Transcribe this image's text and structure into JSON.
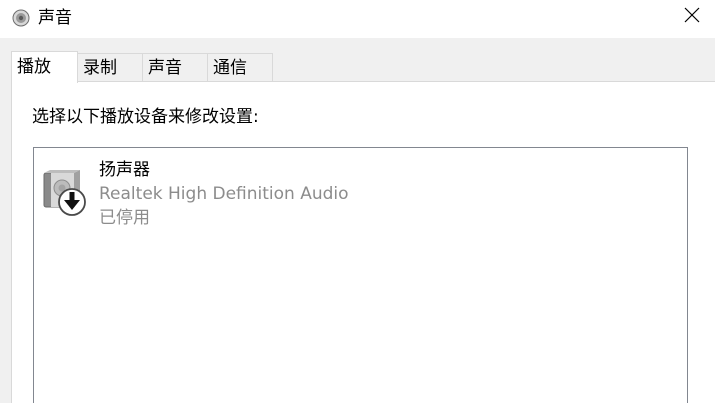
{
  "window": {
    "title": "声音",
    "title_icon": "speaker-icon",
    "close_icon": "close-icon"
  },
  "tabs": [
    {
      "label": "播放",
      "active": true
    },
    {
      "label": "录制",
      "active": false
    },
    {
      "label": "声音",
      "active": false
    },
    {
      "label": "通信",
      "active": false
    }
  ],
  "panel": {
    "instruction": "选择以下播放设备来修改设置:",
    "devices": [
      {
        "name": "扬声器",
        "driver": "Realtek High Definition Audio",
        "status": "已停用",
        "icon": "speaker-disabled-icon"
      }
    ]
  }
}
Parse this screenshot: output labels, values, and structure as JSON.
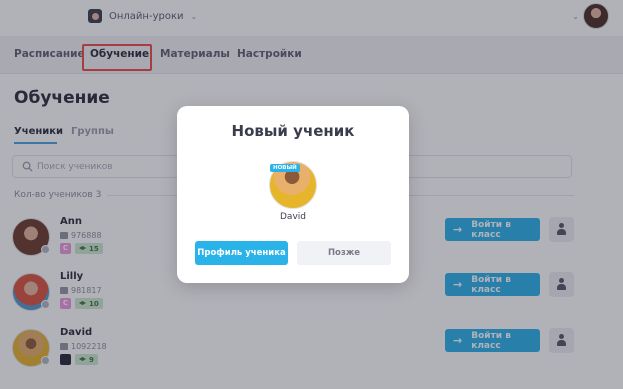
{
  "app": {
    "section_name": "Онлайн-уроки"
  },
  "nav": {
    "items": [
      {
        "label": "Расписание"
      },
      {
        "label": "Обучение"
      },
      {
        "label": "Материалы"
      },
      {
        "label": "Настройки"
      }
    ],
    "active": "Обучение"
  },
  "page": {
    "title": "Обучение",
    "tabs": [
      {
        "label": "Ученики"
      },
      {
        "label": "Группы"
      }
    ],
    "search_placeholder": "Поиск учеников",
    "count_label": "Кол-во учеников 3"
  },
  "students": [
    {
      "name": "Ann",
      "id": "976888",
      "course_badge": "C",
      "score": "15",
      "join_label": "Войти в класс"
    },
    {
      "name": "Lilly",
      "id": "981817",
      "course_badge": "C",
      "score": "10",
      "join_label": "Войти в класс"
    },
    {
      "name": "David",
      "id": "1092218",
      "course_badge": "",
      "score": "9",
      "join_label": "Войти в класс"
    }
  ],
  "modal": {
    "title": "Новый ученик",
    "badge": "НОВЫЙ",
    "student_name": "David",
    "primary_label": "Профиль ученика",
    "secondary_label": "Позже"
  },
  "colors": {
    "accent": "#29b3e9",
    "highlight": "#f04848",
    "badge_pink": "#ef9ae0",
    "score_bg": "#cfe9cf"
  }
}
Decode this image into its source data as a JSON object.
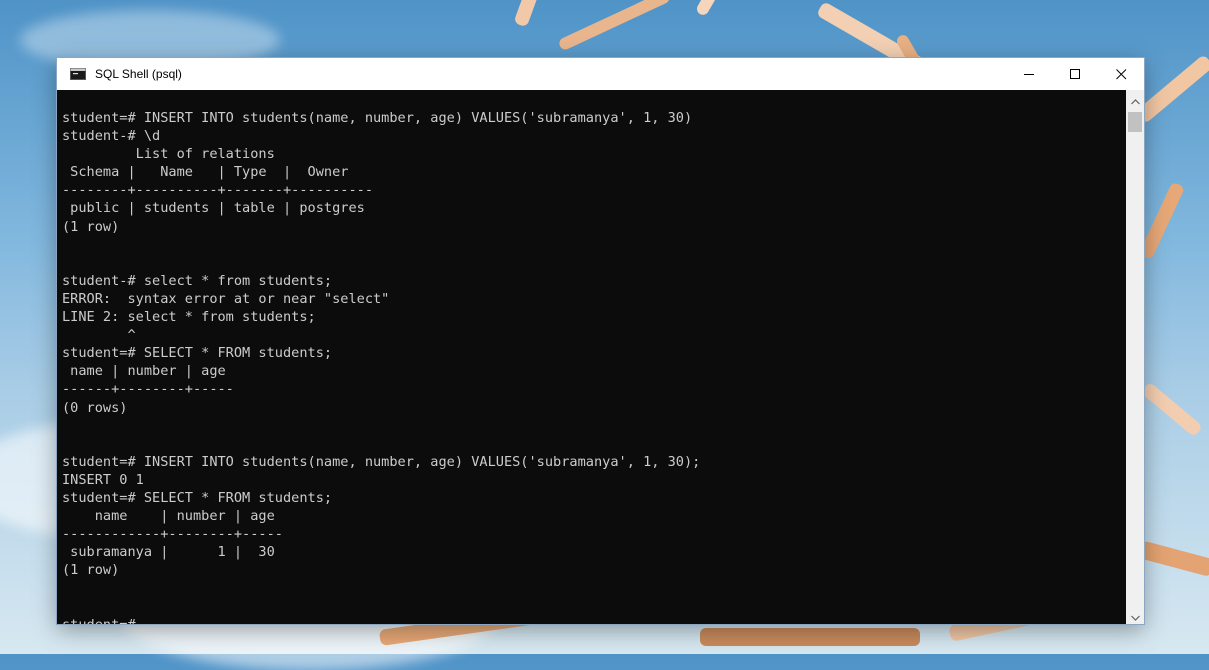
{
  "window": {
    "title": "SQL Shell (psql)"
  },
  "terminal": {
    "lines": [
      "student=# INSERT INTO students(name, number, age) VALUES('subramanya', 1, 30)",
      "student-# \\d",
      "         List of relations",
      " Schema |   Name   | Type  |  Owner",
      "--------+----------+-------+----------",
      " public | students | table | postgres",
      "(1 row)",
      "",
      "",
      "student-# select * from students;",
      "ERROR:  syntax error at or near \"select\"",
      "LINE 2: select * from students;",
      "        ^",
      "student=# SELECT * FROM students;",
      " name | number | age",
      "------+--------+-----",
      "(0 rows)",
      "",
      "",
      "student=# INSERT INTO students(name, number, age) VALUES('subramanya', 1, 30);",
      "INSERT 0 1",
      "student=# SELECT * FROM students;",
      "    name    | number | age",
      "------------+--------+-----",
      " subramanya |      1 |  30",
      "(1 row)",
      "",
      "",
      "student=# "
    ]
  },
  "icons": {
    "app": "terminal-window-icon",
    "minimize": "minimize-icon",
    "maximize": "maximize-icon",
    "close": "close-icon",
    "scroll_up": "chevron-up-icon",
    "scroll_down": "chevron-down-icon"
  },
  "colors": {
    "terminal_bg": "#0c0c0c",
    "terminal_fg": "#cccccc",
    "titlebar_bg": "#ffffff"
  }
}
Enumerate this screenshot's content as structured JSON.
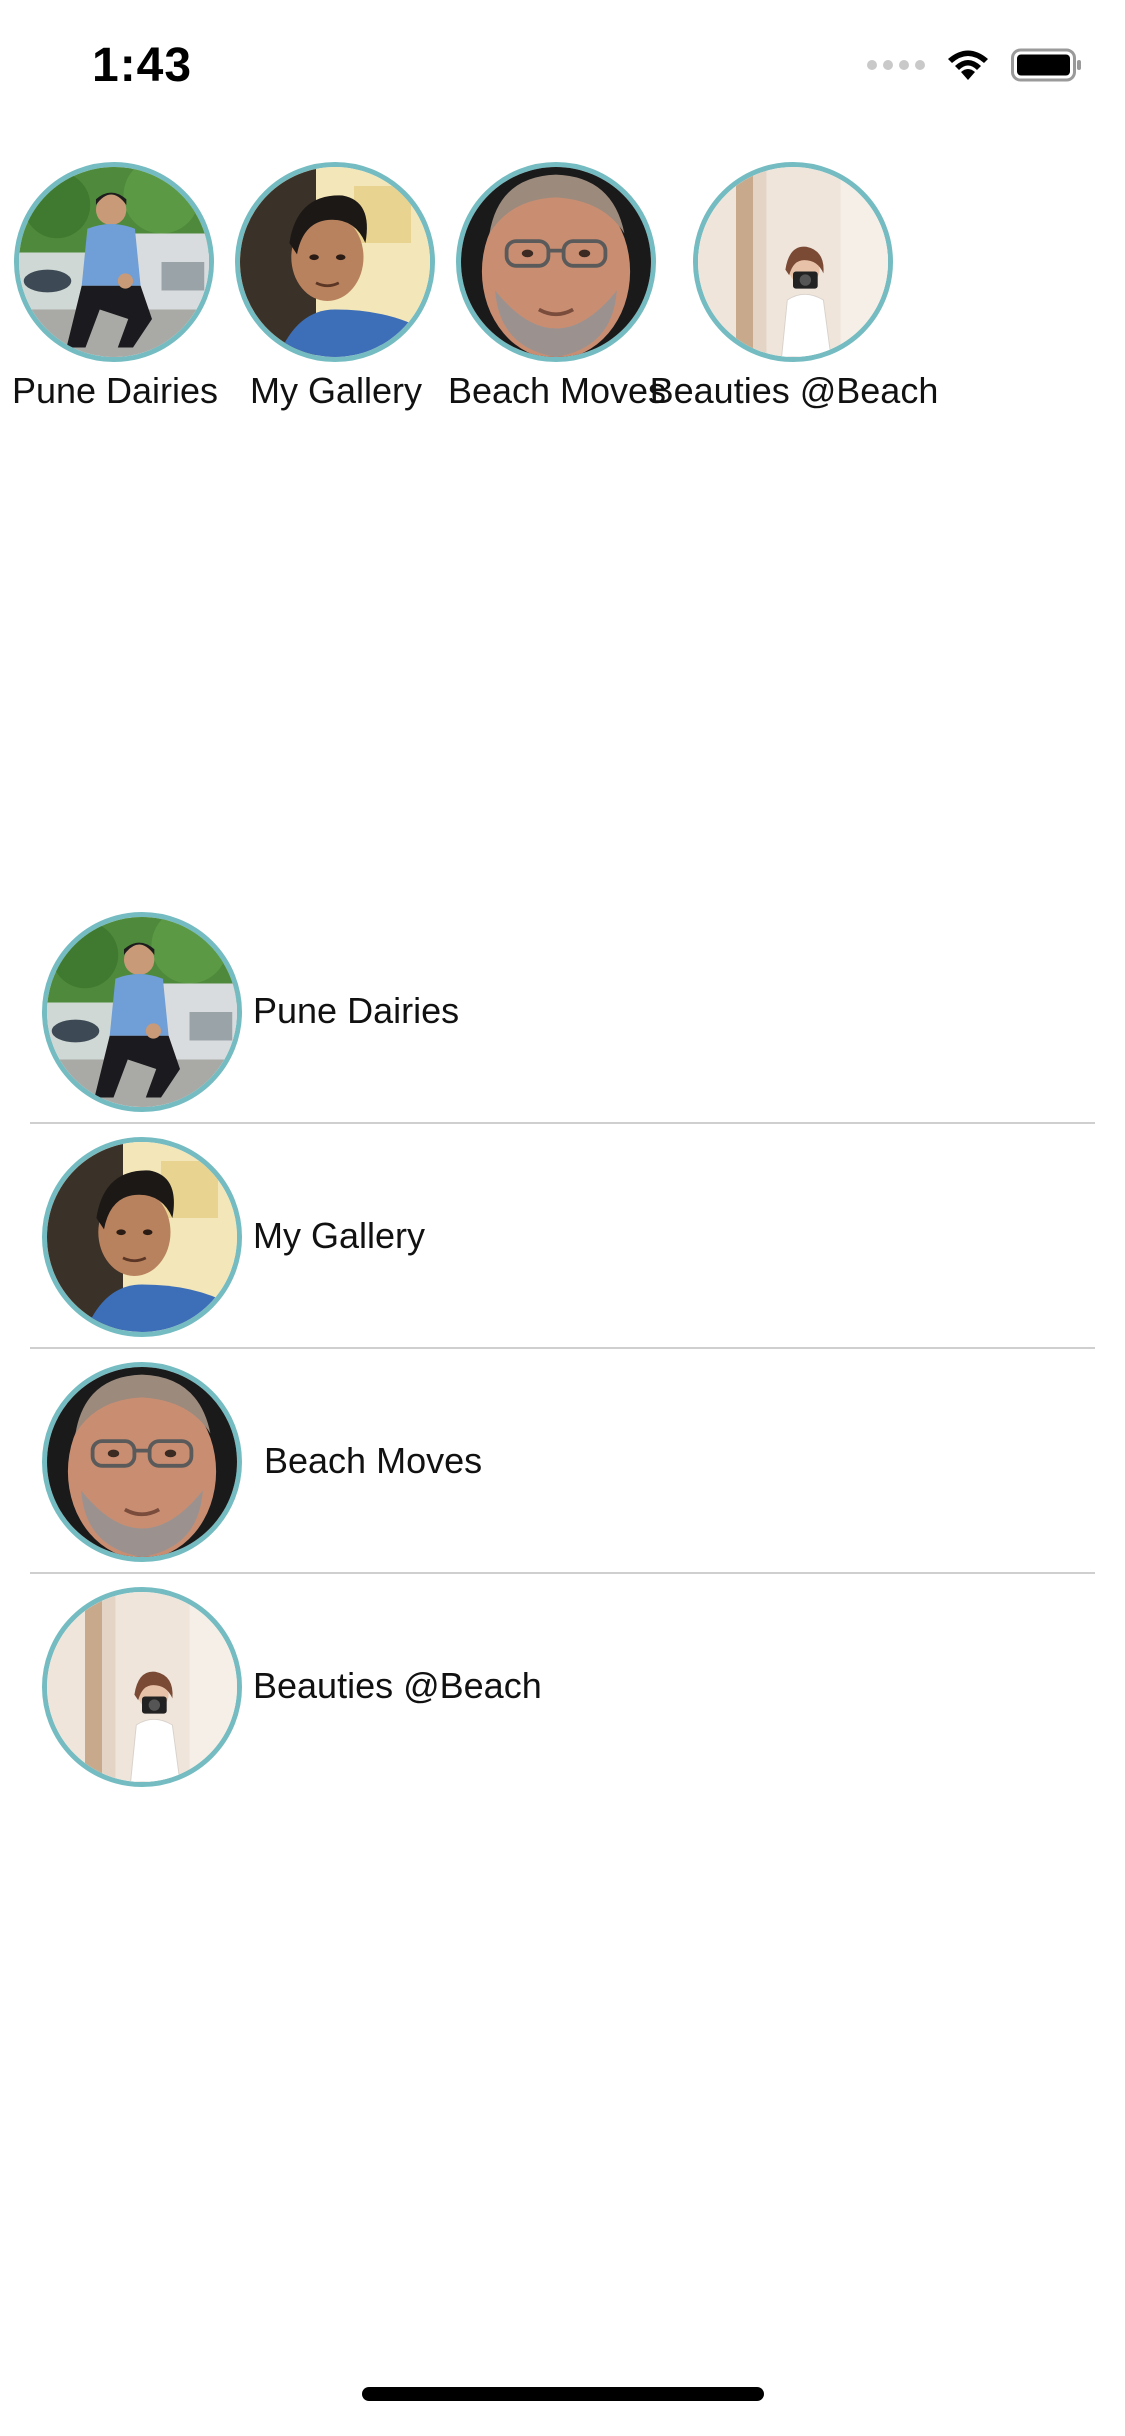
{
  "status_bar": {
    "time": "1:43",
    "wifi_icon": "wifi-icon",
    "battery_icon": "battery-full-icon"
  },
  "albums": [
    {
      "title": "Pune Dairies",
      "thumbnail": "man-sitting-by-car-photo"
    },
    {
      "title": "My Gallery",
      "thumbnail": "man-selfie-photo"
    },
    {
      "title": "Beach Moves",
      "thumbnail": "man-with-glasses-portrait"
    },
    {
      "title": "Beauties @Beach",
      "thumbnail": "woman-with-camera-mirror-photo"
    }
  ],
  "colors": {
    "avatar_border": "#74bcc1",
    "divider": "#cfcfcf",
    "background": "#ffffff",
    "text": "#111111"
  }
}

· · · · · · ·

Your task is to return the entries above exactly, with no pictures.

- Problem solution:
Transcribe this image's text and structure into JSON.
{
  "window": {
    "title": "声音",
    "title_icon": "speaker-icon",
    "close_icon": "close-icon"
  },
  "tabs": [
    {
      "label": "播放",
      "active": true
    },
    {
      "label": "录制",
      "active": false
    },
    {
      "label": "声音",
      "active": false
    },
    {
      "label": "通信",
      "active": false
    }
  ],
  "panel": {
    "instruction": "选择以下播放设备来修改设置:",
    "devices": [
      {
        "name": "扬声器",
        "driver": "Realtek High Definition Audio",
        "status": "已停用",
        "icon": "speaker-disabled-icon"
      }
    ]
  }
}
Parse this screenshot: output labels, values, and structure as JSON.
{
  "app": {
    "section_name": "Онлайн-уроки"
  },
  "nav": {
    "items": [
      {
        "label": "Расписание"
      },
      {
        "label": "Обучение"
      },
      {
        "label": "Материалы"
      },
      {
        "label": "Настройки"
      }
    ],
    "active": "Обучение"
  },
  "page": {
    "title": "Обучение",
    "tabs": [
      {
        "label": "Ученики"
      },
      {
        "label": "Группы"
      }
    ],
    "search_placeholder": "Поиск учеников",
    "count_label": "Кол-во учеников 3"
  },
  "students": [
    {
      "name": "Ann",
      "id": "976888",
      "course_badge": "C",
      "score": "15",
      "join_label": "Войти в класс"
    },
    {
      "name": "Lilly",
      "id": "981817",
      "course_badge": "C",
      "score": "10",
      "join_label": "Войти в класс"
    },
    {
      "name": "David",
      "id": "1092218",
      "course_badge": "",
      "score": "9",
      "join_label": "Войти в класс"
    }
  ],
  "modal": {
    "title": "Новый ученик",
    "badge": "НОВЫЙ",
    "student_name": "David",
    "primary_label": "Профиль ученика",
    "secondary_label": "Позже"
  },
  "colors": {
    "accent": "#29b3e9",
    "highlight": "#f04848",
    "badge_pink": "#ef9ae0",
    "score_bg": "#cfe9cf"
  }
}
Decode this image into its source data as a JSON object.
{
  "window": {
    "title": "SQL Shell (psql)"
  },
  "terminal": {
    "lines": [
      "student=# INSERT INTO students(name, number, age) VALUES('subramanya', 1, 30)",
      "student-# \\d",
      "         List of relations",
      " Schema |   Name   | Type  |  Owner",
      "--------+----------+-------+----------",
      " public | students | table | postgres",
      "(1 row)",
      "",
      "",
      "student-# select * from students;",
      "ERROR:  syntax error at or near \"select\"",
      "LINE 2: select * from students;",
      "        ^",
      "student=# SELECT * FROM students;",
      " name | number | age",
      "------+--------+-----",
      "(0 rows)",
      "",
      "",
      "student=# INSERT INTO students(name, number, age) VALUES('subramanya', 1, 30);",
      "INSERT 0 1",
      "student=# SELECT * FROM students;",
      "    name    | number | age",
      "------------+--------+-----",
      " subramanya |      1 |  30",
      "(1 row)",
      "",
      "",
      "student=# "
    ]
  },
  "icons": {
    "app": "terminal-window-icon",
    "minimize": "minimize-icon",
    "maximize": "maximize-icon",
    "close": "close-icon",
    "scroll_up": "chevron-up-icon",
    "scroll_down": "chevron-down-icon"
  },
  "colors": {
    "terminal_bg": "#0c0c0c",
    "terminal_fg": "#cccccc",
    "titlebar_bg": "#ffffff"
  }
}
Enumerate this screenshot's content as structured JSON.
{
  "status_bar": {
    "time": "1:43",
    "wifi_icon": "wifi-icon",
    "battery_icon": "battery-full-icon"
  },
  "albums": [
    {
      "title": "Pune Dairies",
      "thumbnail": "man-sitting-by-car-photo"
    },
    {
      "title": "My Gallery",
      "thumbnail": "man-selfie-photo"
    },
    {
      "title": "Beach Moves",
      "thumbnail": "man-with-glasses-portrait"
    },
    {
      "title": "Beauties @Beach",
      "thumbnail": "woman-with-camera-mirror-photo"
    }
  ],
  "colors": {
    "avatar_border": "#74bcc1",
    "divider": "#cfcfcf",
    "background": "#ffffff",
    "text": "#111111"
  }
}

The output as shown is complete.